## Given records

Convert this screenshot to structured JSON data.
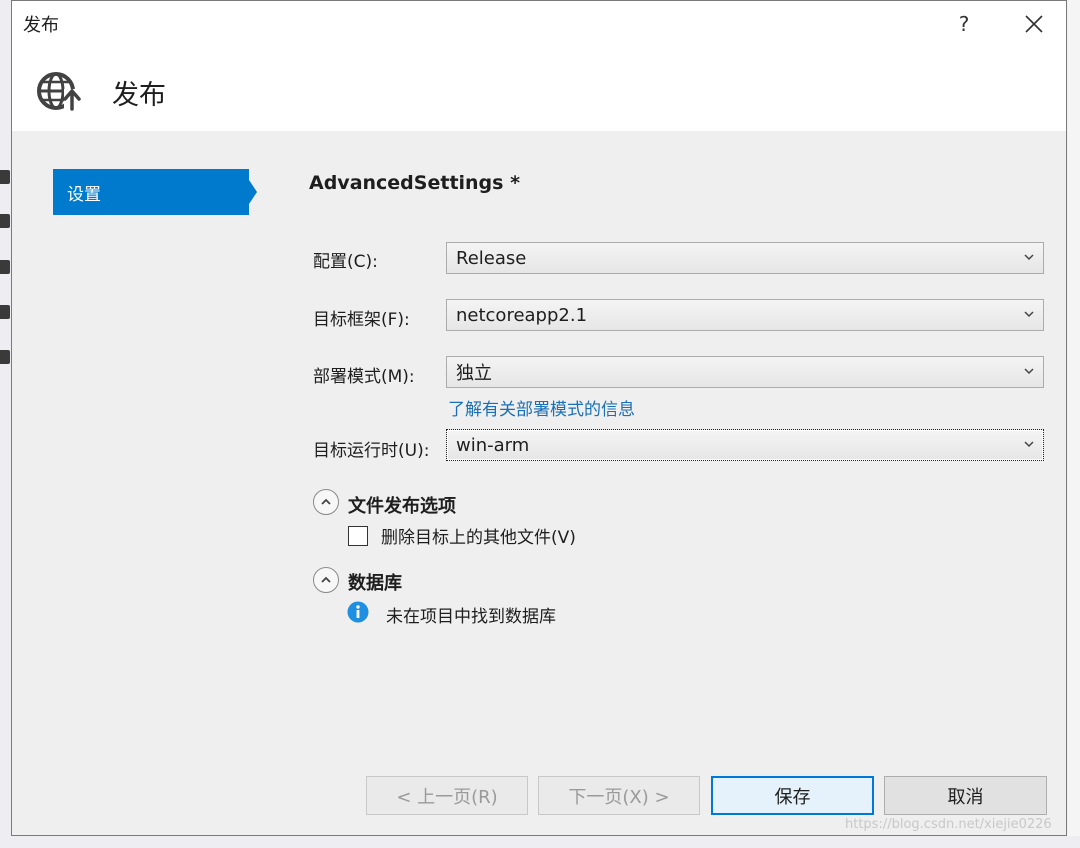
{
  "window": {
    "title": "发布",
    "help_label": "?",
    "close_label": "✕"
  },
  "header": {
    "title": "发布",
    "icon": "globe-upload-icon"
  },
  "sidebar": {
    "items": [
      {
        "label": "设置"
      }
    ]
  },
  "settings": {
    "title": "AdvancedSettings *",
    "fields": [
      {
        "label": "配置(C):",
        "value": "Release"
      },
      {
        "label": "目标框架(F):",
        "value": "netcoreapp2.1"
      },
      {
        "label": "部署模式(M):",
        "value": "独立"
      },
      {
        "label": "目标运行时(U):",
        "value": "win-arm"
      }
    ],
    "deployment_link": "了解有关部署模式的信息"
  },
  "file_publish": {
    "title": "文件发布选项",
    "checkbox_label": "删除目标上的其他文件(V)",
    "checked": false
  },
  "database": {
    "title": "数据库",
    "info_text": "未在项目中找到数据库"
  },
  "buttons": {
    "prev": "< 上一页(R)",
    "next": "下一页(X) >",
    "save": "保存",
    "cancel": "取消"
  },
  "watermark": "https://blog.csdn.net/xiejie0226",
  "colors": {
    "accent": "#007acc",
    "link": "#1a6fb5",
    "info": "#1e8fe1"
  }
}
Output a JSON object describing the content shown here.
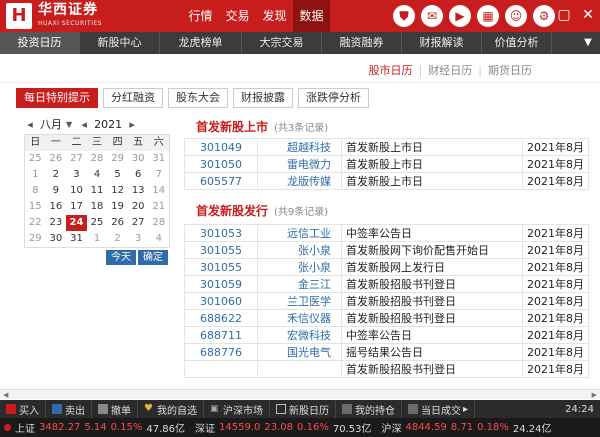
{
  "titlebar": {
    "logo_char": "H",
    "brand_cn": "华西证券",
    "brand_en": "HUAXI SECURITIES",
    "nav": [
      "行情",
      "交易",
      "发现",
      "数据"
    ],
    "active_nav": "数据"
  },
  "tabs": [
    "投资日历",
    "新股中心",
    "龙虎榜单",
    "大宗交易",
    "融资融券",
    "财报解读",
    "价值分析"
  ],
  "active_tab": "投资日历",
  "calendar_switch": [
    "股市日历",
    "财经日历",
    "期货日历"
  ],
  "filters": [
    "每日特别提示",
    "分红融资",
    "股东大会",
    "财报披露",
    "涨跌停分析"
  ],
  "calendar": {
    "month": "八月",
    "year": "2021",
    "weekdays": [
      "日",
      "一",
      "二",
      "三",
      "四",
      "五",
      "六"
    ],
    "weeks": [
      [
        "25",
        "26",
        "27",
        "28",
        "29",
        "30",
        "31"
      ],
      [
        "1",
        "2",
        "3",
        "4",
        "5",
        "6",
        "7"
      ],
      [
        "8",
        "9",
        "10",
        "11",
        "12",
        "13",
        "14"
      ],
      [
        "15",
        "16",
        "17",
        "18",
        "19",
        "20",
        "21"
      ],
      [
        "22",
        "23",
        "24",
        "25",
        "26",
        "27",
        "28"
      ],
      [
        "29",
        "30",
        "31",
        "1",
        "2",
        "3",
        "4"
      ]
    ],
    "today_label": "今天",
    "confirm_label": "确定"
  },
  "sections": [
    {
      "title": "首发新股上市",
      "count": "(共3条记录)",
      "rows": [
        {
          "code": "301049",
          "name": "超越科技",
          "event": "首发新股上市日",
          "date": "2021年8月"
        },
        {
          "code": "301050",
          "name": "雷电微力",
          "event": "首发新股上市日",
          "date": "2021年8月"
        },
        {
          "code": "605577",
          "name": "龙版传媒",
          "event": "首发新股上市日",
          "date": "2021年8月"
        }
      ]
    },
    {
      "title": "首发新股发行",
      "count": "(共9条记录)",
      "rows": [
        {
          "code": "301053",
          "name": "远信工业",
          "event": "中签率公告日",
          "date": "2021年8月"
        },
        {
          "code": "301055",
          "name": "张小泉",
          "event": "首发新股网下询价配售开始日",
          "date": "2021年8月"
        },
        {
          "code": "301055",
          "name": "张小泉",
          "event": "首发新股网上发行日",
          "date": "2021年8月"
        },
        {
          "code": "301059",
          "name": "金三江",
          "event": "首发新股招股书刊登日",
          "date": "2021年8月"
        },
        {
          "code": "301060",
          "name": "兰卫医学",
          "event": "首发新股招股书刊登日",
          "date": "2021年8月"
        },
        {
          "code": "688622",
          "name": "禾信仪器",
          "event": "首发新股招股书刊登日",
          "date": "2021年8月"
        },
        {
          "code": "688711",
          "name": "宏微科技",
          "event": "中签率公告日",
          "date": "2021年8月"
        },
        {
          "code": "688776",
          "name": "国光电气",
          "event": "摇号结果公告日",
          "date": "2021年8月"
        },
        {
          "code": "",
          "name": "",
          "event": "首发新股招股书刊登日",
          "date": "2021年8月"
        }
      ]
    }
  ],
  "funcbar": [
    "买入",
    "卖出",
    "撤单",
    "我的自选",
    "沪深市场",
    "新股日历",
    "我的持仓",
    "当日成交"
  ],
  "time": "24:24",
  "indices": [
    {
      "name": "上证",
      "value": "3482.27",
      "change": "5.14",
      "pct": "0.15%",
      "volume": "47.86亿"
    },
    {
      "name": "深证",
      "value": "14559.0",
      "change": "23.08",
      "pct": "0.16%",
      "volume": "70.53亿"
    },
    {
      "name": "沪深",
      "value": "4844.59",
      "change": "8.71",
      "pct": "0.18%",
      "volume": "24.24亿"
    }
  ]
}
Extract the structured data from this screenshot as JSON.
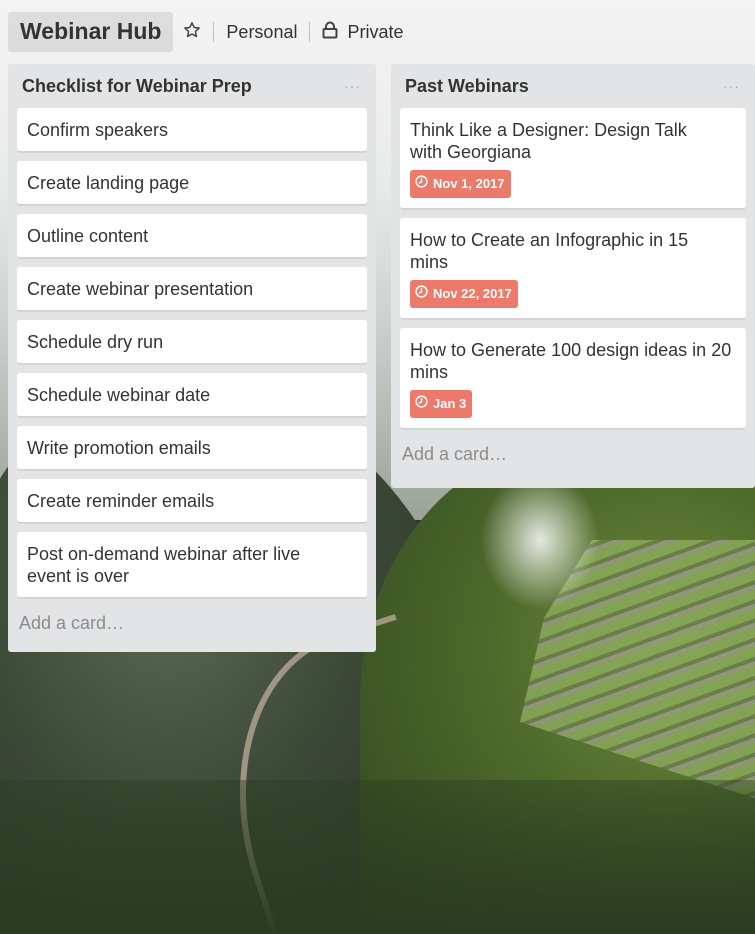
{
  "board": {
    "title": "Webinar Hub",
    "team_label": "Personal",
    "visibility_label": "Private"
  },
  "icons": {
    "star": "star-icon",
    "lock": "lock-icon",
    "clock": "clock-icon",
    "menu": "ellipsis-icon"
  },
  "colors": {
    "list_bg": "#e2e4e6",
    "due_badge": "#eb7a6a"
  },
  "lists": [
    {
      "title": "Checklist for Webinar Prep",
      "menu": "···",
      "cards": [
        {
          "title": "Confirm speakers"
        },
        {
          "title": "Create landing page"
        },
        {
          "title": "Outline content"
        },
        {
          "title": "Create webinar presentation"
        },
        {
          "title": "Schedule dry run"
        },
        {
          "title": "Schedule webinar date"
        },
        {
          "title": "Write promotion emails"
        },
        {
          "title": "Create reminder emails"
        },
        {
          "title": "Post on-demand webinar after live event is over"
        }
      ],
      "add_card": "Add a card…"
    },
    {
      "title": "Past Webinars",
      "menu": "···",
      "cards": [
        {
          "title": "Think Like a Designer: Design Talk with Georgiana",
          "due": "Nov 1, 2017"
        },
        {
          "title": "How to Create an Infographic in 15 mins",
          "due": "Nov 22, 2017"
        },
        {
          "title": "How to Generate 100 design ideas in 20 mins",
          "due": "Jan 3"
        }
      ],
      "add_card": "Add a card…"
    }
  ]
}
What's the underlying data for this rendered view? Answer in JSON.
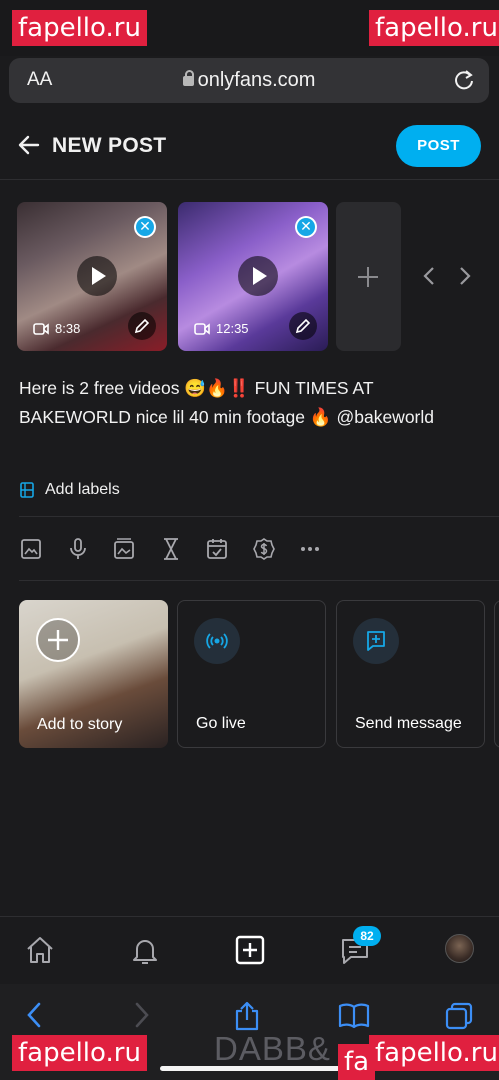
{
  "watermarks": [
    "fapello.ru",
    "fapello.ru",
    "fapello.ru",
    "fa",
    "fapello.ru"
  ],
  "browser": {
    "text_size_label": "AA",
    "host": "onlyfans.com",
    "icons": [
      "lock-icon",
      "reload-icon"
    ]
  },
  "header": {
    "title": "NEW POST",
    "post_button": "POST",
    "accent_color": "#00aff0"
  },
  "media": [
    {
      "duration": "8:38",
      "icons": [
        "play-icon",
        "remove-icon",
        "video-icon",
        "edit-icon"
      ]
    },
    {
      "duration": "12:35",
      "icons": [
        "play-icon",
        "remove-icon",
        "video-icon",
        "edit-icon"
      ]
    }
  ],
  "caption": {
    "text_1": "Here is 2 free videos 😅🔥",
    "text_2": "‼️",
    "text_3": "  FUN TIMES AT BAKEWORLD nice lil 40 min footage 🔥 @bakeworld"
  },
  "labels": {
    "add_label": "Add labels"
  },
  "toolbar": [
    "image-icon",
    "microphone-icon",
    "media-vault-icon",
    "hourglass-icon",
    "calendar-check-icon",
    "price-tag-icon",
    "more-icon"
  ],
  "cards": {
    "story": "Add to story",
    "live": "Go live",
    "message": "Send message"
  },
  "nav": {
    "messages_badge": "82",
    "icons": [
      "home-icon",
      "bell-icon",
      "add-post-icon",
      "messages-icon",
      "avatar"
    ]
  },
  "safari": {
    "footer_text": "DABB&",
    "icons": [
      "back-icon",
      "forward-icon",
      "share-icon",
      "bookmarks-icon",
      "tabs-icon"
    ]
  }
}
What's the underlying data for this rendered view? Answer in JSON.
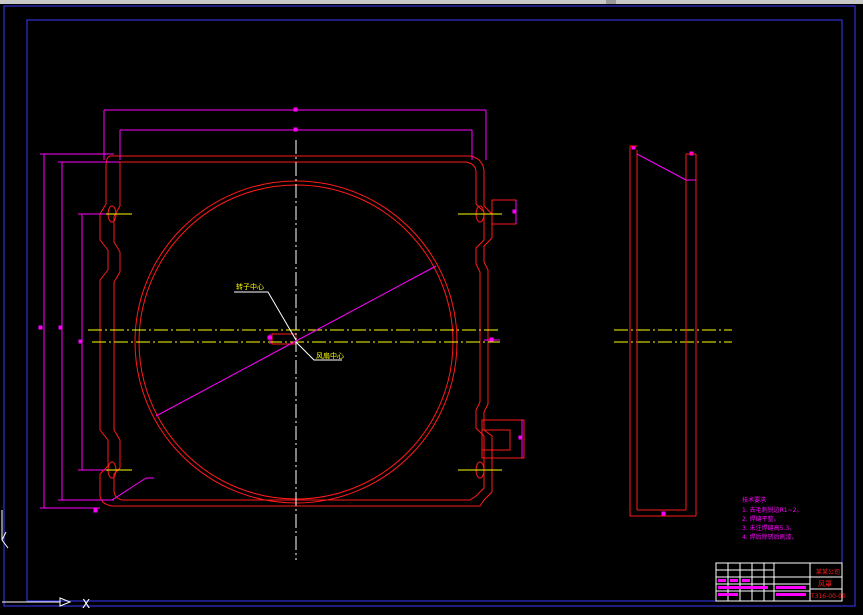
{
  "app": {
    "type": "CAD drawing viewer",
    "background_color": "#000000"
  },
  "colors": {
    "frame": "#3a3aff",
    "outline": "#ff1a1a",
    "dimension": "#ff00ff",
    "centerline": "#ffff00",
    "annotation": "#ffffff",
    "ucs": "#ffffff"
  },
  "callouts": {
    "rotor_center": "转子中心",
    "fan_center": "风扇中心"
  },
  "notes": {
    "heading": "技术要求",
    "lines": [
      "1. 去毛刺锐边R1~2。",
      "2. 焊缝平整。",
      "3. 未注焊缝高5.3。",
      "4. 焊后除锈后刷漆。"
    ]
  },
  "title_block": {
    "company": "某某公司",
    "part_name": "风罩",
    "drawing_no": "T316-00-00"
  },
  "ucs": {
    "x_label": "X"
  }
}
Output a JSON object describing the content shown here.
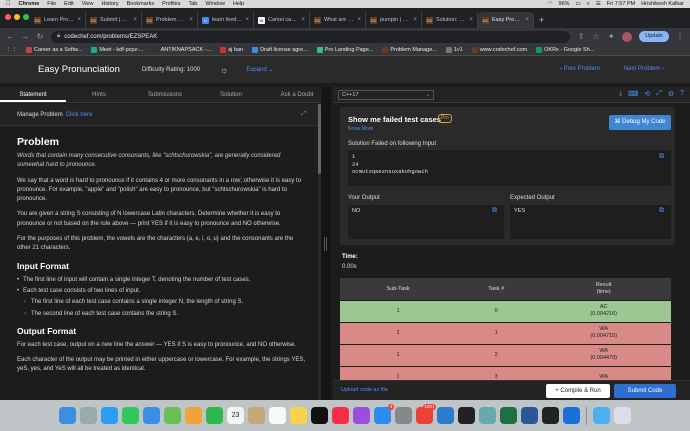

## Goal of the exercise
Output nothing but the number of lines in the data containing the string "value".

## Solution to this exercise
7